----- SOURCE MATERIAL -----

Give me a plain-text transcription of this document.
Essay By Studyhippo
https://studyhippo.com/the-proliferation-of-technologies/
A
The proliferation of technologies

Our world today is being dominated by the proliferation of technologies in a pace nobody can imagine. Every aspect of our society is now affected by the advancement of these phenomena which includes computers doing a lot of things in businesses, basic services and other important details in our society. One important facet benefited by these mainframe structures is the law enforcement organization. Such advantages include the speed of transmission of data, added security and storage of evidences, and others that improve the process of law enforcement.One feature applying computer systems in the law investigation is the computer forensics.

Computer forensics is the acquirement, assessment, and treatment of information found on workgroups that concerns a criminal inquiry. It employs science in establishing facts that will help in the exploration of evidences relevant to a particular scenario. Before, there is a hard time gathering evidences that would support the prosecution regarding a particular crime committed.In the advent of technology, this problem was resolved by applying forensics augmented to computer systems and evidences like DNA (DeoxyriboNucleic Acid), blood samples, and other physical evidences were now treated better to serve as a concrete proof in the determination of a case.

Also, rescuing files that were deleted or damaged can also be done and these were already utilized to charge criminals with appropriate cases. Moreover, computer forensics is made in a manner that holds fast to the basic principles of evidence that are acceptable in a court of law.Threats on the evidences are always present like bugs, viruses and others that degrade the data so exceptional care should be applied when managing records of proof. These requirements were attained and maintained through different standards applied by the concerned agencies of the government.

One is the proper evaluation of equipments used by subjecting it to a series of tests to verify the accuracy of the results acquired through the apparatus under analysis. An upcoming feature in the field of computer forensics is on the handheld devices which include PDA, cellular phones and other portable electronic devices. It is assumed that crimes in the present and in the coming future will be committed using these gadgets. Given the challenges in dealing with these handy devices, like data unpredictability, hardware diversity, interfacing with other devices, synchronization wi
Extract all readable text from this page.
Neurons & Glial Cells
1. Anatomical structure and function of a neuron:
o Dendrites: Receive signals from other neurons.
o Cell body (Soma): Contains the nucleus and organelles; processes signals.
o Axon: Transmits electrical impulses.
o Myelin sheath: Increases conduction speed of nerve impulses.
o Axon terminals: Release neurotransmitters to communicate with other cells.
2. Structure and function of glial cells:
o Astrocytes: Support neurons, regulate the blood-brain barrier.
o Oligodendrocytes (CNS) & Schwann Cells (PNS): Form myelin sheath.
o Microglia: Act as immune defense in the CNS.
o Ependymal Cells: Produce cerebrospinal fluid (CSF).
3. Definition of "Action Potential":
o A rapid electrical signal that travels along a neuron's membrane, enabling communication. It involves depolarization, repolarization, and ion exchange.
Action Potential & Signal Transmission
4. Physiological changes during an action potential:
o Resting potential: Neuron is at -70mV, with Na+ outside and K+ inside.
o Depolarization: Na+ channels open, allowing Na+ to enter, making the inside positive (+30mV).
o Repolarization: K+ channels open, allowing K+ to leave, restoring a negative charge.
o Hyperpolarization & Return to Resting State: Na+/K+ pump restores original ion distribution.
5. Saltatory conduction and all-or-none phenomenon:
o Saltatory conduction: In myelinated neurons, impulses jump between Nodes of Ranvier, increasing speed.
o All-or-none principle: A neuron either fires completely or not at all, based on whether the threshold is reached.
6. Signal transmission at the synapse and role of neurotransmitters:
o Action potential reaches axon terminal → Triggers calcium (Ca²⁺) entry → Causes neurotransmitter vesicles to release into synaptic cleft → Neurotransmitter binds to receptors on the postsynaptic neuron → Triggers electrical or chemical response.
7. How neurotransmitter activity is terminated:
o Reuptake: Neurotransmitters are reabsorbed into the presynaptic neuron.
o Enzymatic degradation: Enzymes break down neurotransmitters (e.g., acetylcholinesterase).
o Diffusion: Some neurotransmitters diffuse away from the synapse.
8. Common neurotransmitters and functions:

-----

TASK ITEM:
Word for word, restate each line of the material.

ANSWER SPACE:
Give me a plain-text transcription of this document.
Essay By Studyhippo
https://studyhippo.com/the-proliferation-of-technologies/
A
The proliferation of technologies

Our world today is being dominated by the proliferation of technologies in a pace nobody can imagine. Every aspect of our society is now affected by the advancement of these phenomena which includes computers doing a lot of things in businesses, basic services and other important details in our society. One important facet benefited by these mainframe structures is the law enforcement organization. Such advantages include the speed of transmission of data, added security and storage of evidences, and others that improve the process of law enforcement.One feature applying computer systems in the law investigation is the computer forensics.

Computer forensics is the acquirement, assessment, and treatment of information found on workgroups that concerns a criminal inquiry. It employs science in establishing facts that will help in the exploration of evidences relevant to a particular scenario. Before, there is a hard time gathering evidences that would support the prosecution regarding a particular crime committed.In the advent of technology, this problem was resolved by applying forensics augmented to computer systems and evidences like DNA (DeoxyriboNucleic Acid), blood samples, and other physical evidences were now treated better to serve as a concrete proof in the determination of a case.

Also, rescuing files that were deleted or damaged can also be done and these were already utilized to charge criminals with appropriate cases. Moreover, computer forensics is made in a manner that holds fast to the basic principles of evidence that are acceptable in a court of law.Threats on the evidences are always present like bugs, viruses and others that degrade the data so exceptional care should be applied when managing records of proof. These requirements were attained and maintained through different standards applied by the concerned agencies of the government.

One is the proper evaluation of equipments used by subjecting it to a series of tests to verify the accuracy of the results acquired through the apparatus under analysis. An upcoming feature in the field of computer forensics is on the handheld devices which include PDA, cellular phones and other portable electronic devices. It is assumed that crimes in the present and in the coming future will be committed using these gadgets. Given the challenges in dealing with these handy devices, like data unpredictability, hardware diversity, interfacing with other devices, synchronization wi
Extract all readable text from this page.
Neurons & Glial Cells
1. Anatomical structure and function of a neuron:
o Dendrites: Receive signals from other neurons.
o Cell body (Soma): Contains the nucleus and organelles; processes signals.
o Axon: Transmits electrical impulses.
o Myelin sheath: Increases conduction speed of nerve impulses.
o Axon terminals: Release neurotransmitters to communicate with other cells.
2. Structure and function of glial cells:
o Astrocytes: Support neurons, regulate the blood-brain barrier.
o Oligodendrocytes (CNS) & Schwann Cells (PNS): Form myelin sheath.
o Microglia: Act as immune defense in the CNS.
o Ependymal Cells: Produce cerebrospinal fluid (CSF).
3. Definition of "Action Potential":
o A rapid electrical signal that travels along a neuron's membrane, enabling communication. It involves depolarization, repolarization, and ion exchange.
Action Potential & Signal Transmission
4. Physiological changes during an action potential:
o Resting potential: Neuron is at -70mV, with Na+ outside and K+ inside.
o Depolarization: Na+ channels open, allowing Na+ to enter, making the inside positive (+30mV).
o Repolarization: K+ channels open, allowing K+ to leave, restoring a negative charge.
o Hyperpolarization & Return to Resting State: Na+/K+ pump restores original ion distribution.
5. Saltatory conduction and all-or-none phenomenon:
o Saltatory conduction: In myelinated neurons, impulses jump between Nodes of Ranvier, increasing speed.
o All-or-none principle: A neuron either fires completely or not at all, based on whether the threshold is reached.
6. Signal transmission at the synapse and role of neurotransmitters:
o Action potential reaches axon terminal → Triggers calcium (Ca²⁺) entry → Causes neurotransmitter vesicles to release into synaptic cleft → Neurotransmitter binds to receptors on the postsynaptic neuron → Triggers electrical or chemical response.
7. How neurotransmitter activity is terminated:
o Reuptake: Neurotransmitters are reabsorbed into the presynaptic neuron.
o Enzymatic degradation: Enzymes break down neurotransmitters (e.g., acetylcholinesterase).
o Diffusion: Some neurotransmitters diffuse away from the synapse.
8. Common neurotransmitters and functions:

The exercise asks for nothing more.